Check every line for the word "title" and state how many lines have it. Reply with the number alone.
--- EXERCISE INPUTS ---
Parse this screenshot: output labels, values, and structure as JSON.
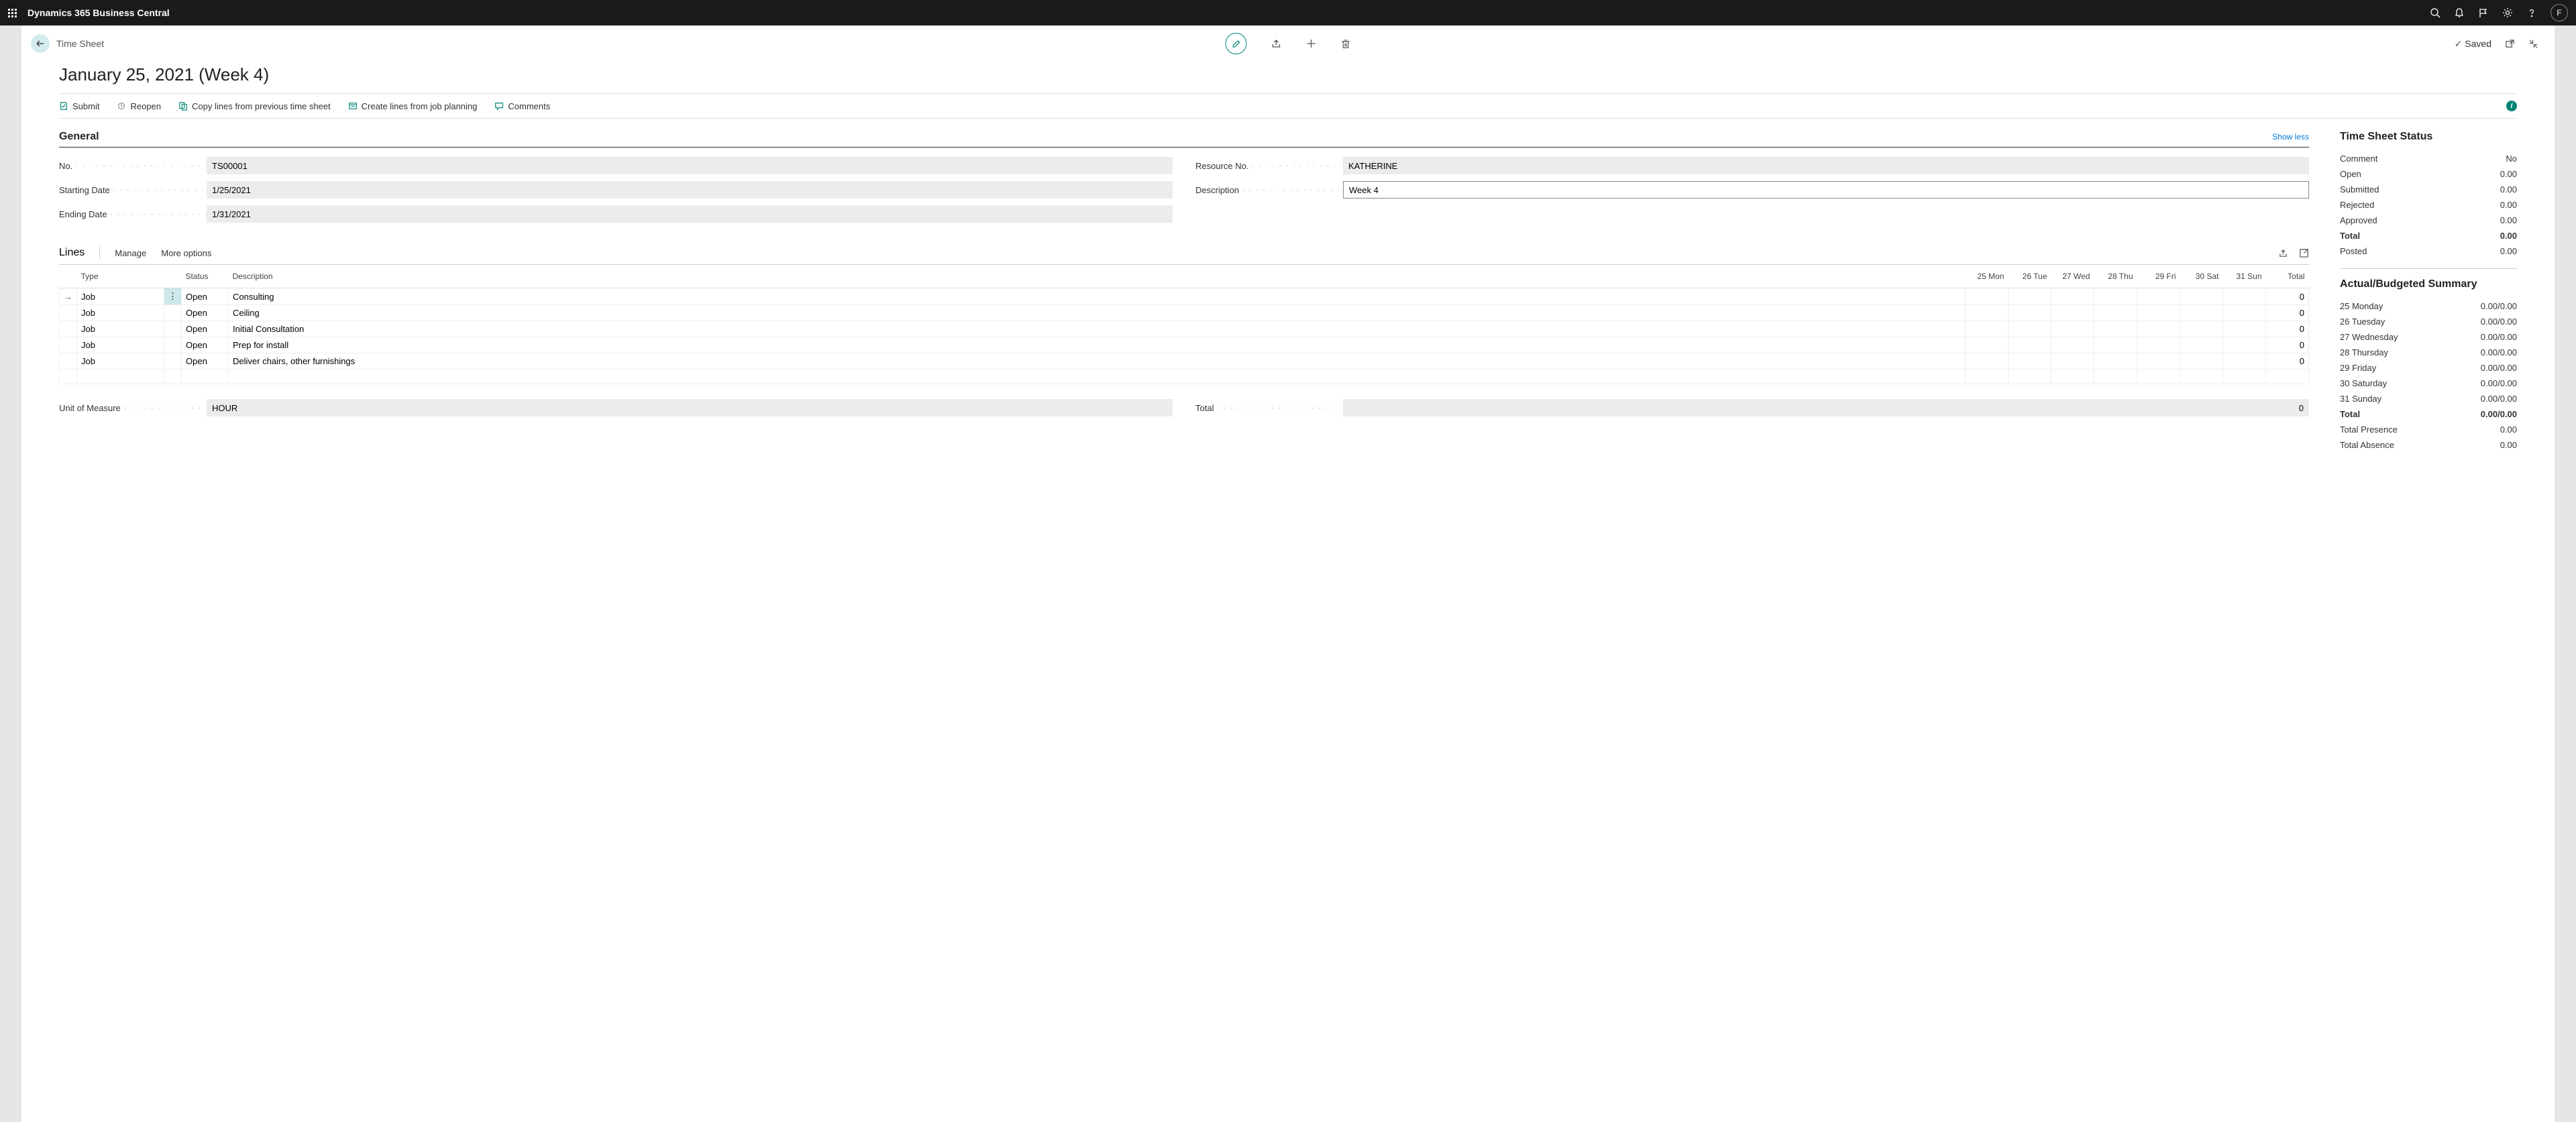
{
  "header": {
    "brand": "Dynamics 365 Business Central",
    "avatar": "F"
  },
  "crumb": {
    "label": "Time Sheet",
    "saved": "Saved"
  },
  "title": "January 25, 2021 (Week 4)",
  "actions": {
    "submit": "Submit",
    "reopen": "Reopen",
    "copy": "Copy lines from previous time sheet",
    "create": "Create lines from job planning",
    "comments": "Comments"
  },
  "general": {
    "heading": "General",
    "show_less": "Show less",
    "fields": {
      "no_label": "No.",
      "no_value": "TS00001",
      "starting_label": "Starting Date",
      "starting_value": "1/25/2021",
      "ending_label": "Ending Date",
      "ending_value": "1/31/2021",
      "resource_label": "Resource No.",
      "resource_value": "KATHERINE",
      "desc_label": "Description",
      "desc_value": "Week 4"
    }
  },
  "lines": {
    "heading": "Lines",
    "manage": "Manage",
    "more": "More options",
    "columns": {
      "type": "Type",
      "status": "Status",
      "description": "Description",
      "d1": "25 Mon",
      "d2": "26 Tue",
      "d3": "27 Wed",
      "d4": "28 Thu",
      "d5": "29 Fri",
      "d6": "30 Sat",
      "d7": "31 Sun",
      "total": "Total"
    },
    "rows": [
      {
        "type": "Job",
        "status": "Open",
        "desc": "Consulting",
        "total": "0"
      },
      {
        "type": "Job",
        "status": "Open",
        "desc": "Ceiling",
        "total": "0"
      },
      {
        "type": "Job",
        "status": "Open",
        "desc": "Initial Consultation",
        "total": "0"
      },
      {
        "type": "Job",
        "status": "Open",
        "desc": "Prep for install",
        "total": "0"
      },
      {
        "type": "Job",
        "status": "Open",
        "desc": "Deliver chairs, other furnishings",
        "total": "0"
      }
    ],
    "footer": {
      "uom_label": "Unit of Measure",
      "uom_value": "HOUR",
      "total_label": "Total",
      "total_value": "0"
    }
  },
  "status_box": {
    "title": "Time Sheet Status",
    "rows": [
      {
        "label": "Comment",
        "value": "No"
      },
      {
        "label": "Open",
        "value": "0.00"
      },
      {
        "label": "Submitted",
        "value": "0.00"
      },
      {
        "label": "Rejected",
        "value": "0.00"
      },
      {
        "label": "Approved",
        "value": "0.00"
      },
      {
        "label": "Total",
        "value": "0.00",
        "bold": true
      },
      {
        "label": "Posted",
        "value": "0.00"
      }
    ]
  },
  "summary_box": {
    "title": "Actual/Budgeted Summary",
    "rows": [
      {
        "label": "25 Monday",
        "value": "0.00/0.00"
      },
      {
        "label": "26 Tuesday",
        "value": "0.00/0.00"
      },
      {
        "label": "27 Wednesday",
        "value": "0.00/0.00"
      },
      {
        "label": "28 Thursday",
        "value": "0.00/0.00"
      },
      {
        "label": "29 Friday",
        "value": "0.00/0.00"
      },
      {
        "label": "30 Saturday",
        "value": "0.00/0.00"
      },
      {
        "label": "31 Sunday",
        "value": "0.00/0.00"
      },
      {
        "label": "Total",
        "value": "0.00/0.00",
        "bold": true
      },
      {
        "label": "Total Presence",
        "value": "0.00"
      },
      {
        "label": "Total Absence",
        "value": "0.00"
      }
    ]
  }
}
---
**RIGHT ANSWER**
3